# START OF ROWS

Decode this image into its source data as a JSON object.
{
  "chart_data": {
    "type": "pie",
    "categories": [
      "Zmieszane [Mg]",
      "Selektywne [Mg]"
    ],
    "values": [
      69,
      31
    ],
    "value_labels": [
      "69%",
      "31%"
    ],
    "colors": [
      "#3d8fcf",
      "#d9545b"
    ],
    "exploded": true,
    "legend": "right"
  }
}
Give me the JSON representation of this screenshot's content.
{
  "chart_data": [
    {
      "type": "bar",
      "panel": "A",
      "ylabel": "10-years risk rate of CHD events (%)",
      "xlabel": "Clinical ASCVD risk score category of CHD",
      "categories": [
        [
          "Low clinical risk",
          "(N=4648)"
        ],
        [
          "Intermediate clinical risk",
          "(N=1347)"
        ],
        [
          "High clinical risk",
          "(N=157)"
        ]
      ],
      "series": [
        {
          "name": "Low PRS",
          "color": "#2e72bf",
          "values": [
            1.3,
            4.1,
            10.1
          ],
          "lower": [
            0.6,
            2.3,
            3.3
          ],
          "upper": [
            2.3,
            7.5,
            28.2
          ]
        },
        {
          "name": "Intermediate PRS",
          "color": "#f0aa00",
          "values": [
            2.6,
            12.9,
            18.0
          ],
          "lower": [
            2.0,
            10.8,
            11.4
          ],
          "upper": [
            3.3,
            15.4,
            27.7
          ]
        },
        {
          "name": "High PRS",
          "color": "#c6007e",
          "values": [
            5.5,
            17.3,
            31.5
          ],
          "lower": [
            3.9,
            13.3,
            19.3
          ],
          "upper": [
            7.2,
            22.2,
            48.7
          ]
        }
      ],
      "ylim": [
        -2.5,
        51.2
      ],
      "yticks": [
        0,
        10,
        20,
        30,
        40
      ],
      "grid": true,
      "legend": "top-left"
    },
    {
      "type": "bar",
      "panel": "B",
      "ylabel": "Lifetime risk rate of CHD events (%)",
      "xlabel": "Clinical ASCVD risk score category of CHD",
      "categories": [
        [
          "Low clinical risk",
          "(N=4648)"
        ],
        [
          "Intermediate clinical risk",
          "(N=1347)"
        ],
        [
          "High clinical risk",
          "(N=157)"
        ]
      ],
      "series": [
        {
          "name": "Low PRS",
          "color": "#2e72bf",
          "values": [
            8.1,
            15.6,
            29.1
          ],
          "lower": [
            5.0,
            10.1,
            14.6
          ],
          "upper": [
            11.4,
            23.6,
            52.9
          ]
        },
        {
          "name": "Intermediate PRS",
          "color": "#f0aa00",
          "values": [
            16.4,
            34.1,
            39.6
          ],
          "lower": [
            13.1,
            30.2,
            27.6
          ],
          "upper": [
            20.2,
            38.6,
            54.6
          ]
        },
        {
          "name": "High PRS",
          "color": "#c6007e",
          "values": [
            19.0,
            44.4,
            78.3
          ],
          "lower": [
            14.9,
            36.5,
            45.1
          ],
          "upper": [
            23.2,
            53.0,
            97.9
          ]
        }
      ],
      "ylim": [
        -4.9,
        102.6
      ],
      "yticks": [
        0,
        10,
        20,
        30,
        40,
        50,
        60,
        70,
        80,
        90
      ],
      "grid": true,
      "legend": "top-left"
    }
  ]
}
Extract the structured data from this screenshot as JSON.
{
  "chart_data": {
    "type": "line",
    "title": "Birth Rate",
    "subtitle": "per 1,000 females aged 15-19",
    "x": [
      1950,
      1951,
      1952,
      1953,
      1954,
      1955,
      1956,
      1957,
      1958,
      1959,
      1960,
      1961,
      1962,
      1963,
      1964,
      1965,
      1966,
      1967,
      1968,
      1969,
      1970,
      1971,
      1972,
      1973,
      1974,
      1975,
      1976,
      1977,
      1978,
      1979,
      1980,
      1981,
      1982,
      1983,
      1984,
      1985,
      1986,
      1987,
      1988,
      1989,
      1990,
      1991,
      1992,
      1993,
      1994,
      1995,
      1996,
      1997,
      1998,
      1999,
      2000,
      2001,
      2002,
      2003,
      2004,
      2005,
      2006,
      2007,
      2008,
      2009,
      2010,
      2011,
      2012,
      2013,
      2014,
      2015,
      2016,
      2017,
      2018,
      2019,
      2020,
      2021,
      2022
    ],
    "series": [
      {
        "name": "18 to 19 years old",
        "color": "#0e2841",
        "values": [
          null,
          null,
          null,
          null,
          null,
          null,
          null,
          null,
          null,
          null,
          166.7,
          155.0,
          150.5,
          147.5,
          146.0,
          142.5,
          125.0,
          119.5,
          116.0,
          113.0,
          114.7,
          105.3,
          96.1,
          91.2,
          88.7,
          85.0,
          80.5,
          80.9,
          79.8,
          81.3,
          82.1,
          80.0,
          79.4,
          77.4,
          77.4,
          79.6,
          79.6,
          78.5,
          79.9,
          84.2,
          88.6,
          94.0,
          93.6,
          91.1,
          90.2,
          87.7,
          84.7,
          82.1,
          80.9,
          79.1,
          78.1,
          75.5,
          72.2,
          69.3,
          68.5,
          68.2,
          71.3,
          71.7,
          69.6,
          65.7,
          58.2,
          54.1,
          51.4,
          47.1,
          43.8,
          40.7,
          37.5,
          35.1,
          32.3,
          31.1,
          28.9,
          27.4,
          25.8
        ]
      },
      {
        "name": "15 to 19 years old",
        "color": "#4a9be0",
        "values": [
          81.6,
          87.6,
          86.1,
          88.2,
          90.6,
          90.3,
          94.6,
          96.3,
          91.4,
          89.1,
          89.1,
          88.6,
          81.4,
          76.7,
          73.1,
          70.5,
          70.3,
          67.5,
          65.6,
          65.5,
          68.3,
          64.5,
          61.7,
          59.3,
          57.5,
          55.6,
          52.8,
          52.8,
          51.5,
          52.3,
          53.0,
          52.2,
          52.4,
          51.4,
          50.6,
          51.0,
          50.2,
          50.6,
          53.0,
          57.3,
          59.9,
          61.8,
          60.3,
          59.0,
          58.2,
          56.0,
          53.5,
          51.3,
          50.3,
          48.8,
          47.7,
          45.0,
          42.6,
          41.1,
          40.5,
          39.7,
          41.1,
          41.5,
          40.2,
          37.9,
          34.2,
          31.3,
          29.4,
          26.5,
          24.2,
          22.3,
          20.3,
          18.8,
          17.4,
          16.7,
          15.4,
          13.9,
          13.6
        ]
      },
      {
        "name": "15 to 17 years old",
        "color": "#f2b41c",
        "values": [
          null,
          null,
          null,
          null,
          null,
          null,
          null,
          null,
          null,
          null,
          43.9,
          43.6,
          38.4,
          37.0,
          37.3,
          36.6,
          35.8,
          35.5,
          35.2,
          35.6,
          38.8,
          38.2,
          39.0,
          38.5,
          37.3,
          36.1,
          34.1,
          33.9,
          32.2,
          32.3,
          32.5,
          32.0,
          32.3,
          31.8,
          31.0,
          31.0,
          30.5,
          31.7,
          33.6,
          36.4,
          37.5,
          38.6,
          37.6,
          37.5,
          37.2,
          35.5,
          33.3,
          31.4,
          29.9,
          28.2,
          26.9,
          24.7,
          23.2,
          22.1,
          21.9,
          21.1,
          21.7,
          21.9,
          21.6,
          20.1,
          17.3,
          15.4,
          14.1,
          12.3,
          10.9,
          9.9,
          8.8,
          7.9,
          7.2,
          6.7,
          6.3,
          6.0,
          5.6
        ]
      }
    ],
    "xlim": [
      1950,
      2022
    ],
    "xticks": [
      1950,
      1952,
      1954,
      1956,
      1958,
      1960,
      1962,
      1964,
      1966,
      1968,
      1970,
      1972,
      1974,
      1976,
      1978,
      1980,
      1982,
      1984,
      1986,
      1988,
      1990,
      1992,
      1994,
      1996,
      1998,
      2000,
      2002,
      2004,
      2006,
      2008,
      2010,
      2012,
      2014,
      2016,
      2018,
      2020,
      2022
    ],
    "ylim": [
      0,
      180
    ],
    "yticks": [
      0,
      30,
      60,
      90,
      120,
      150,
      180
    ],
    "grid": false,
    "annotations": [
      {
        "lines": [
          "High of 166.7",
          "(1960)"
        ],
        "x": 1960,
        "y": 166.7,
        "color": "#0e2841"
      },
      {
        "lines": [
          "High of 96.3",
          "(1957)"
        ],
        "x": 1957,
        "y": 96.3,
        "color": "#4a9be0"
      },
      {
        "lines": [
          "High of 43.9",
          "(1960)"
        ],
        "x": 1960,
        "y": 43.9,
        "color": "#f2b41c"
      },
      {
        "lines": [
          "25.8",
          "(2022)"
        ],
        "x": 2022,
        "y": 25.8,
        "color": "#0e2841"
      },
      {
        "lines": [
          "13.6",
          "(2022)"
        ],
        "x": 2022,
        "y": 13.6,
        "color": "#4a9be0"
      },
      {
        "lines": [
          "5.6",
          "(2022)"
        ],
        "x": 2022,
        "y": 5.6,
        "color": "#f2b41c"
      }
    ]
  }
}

# END OF ROWS

§ OBJECTIVE
From the listing, copy every line where the string "screenshot" appears.

§ SOLUTION TO THE EXERCISE
Give me the JSON representation of this screenshot's content.
Extract the structured data from this screenshot as JSON.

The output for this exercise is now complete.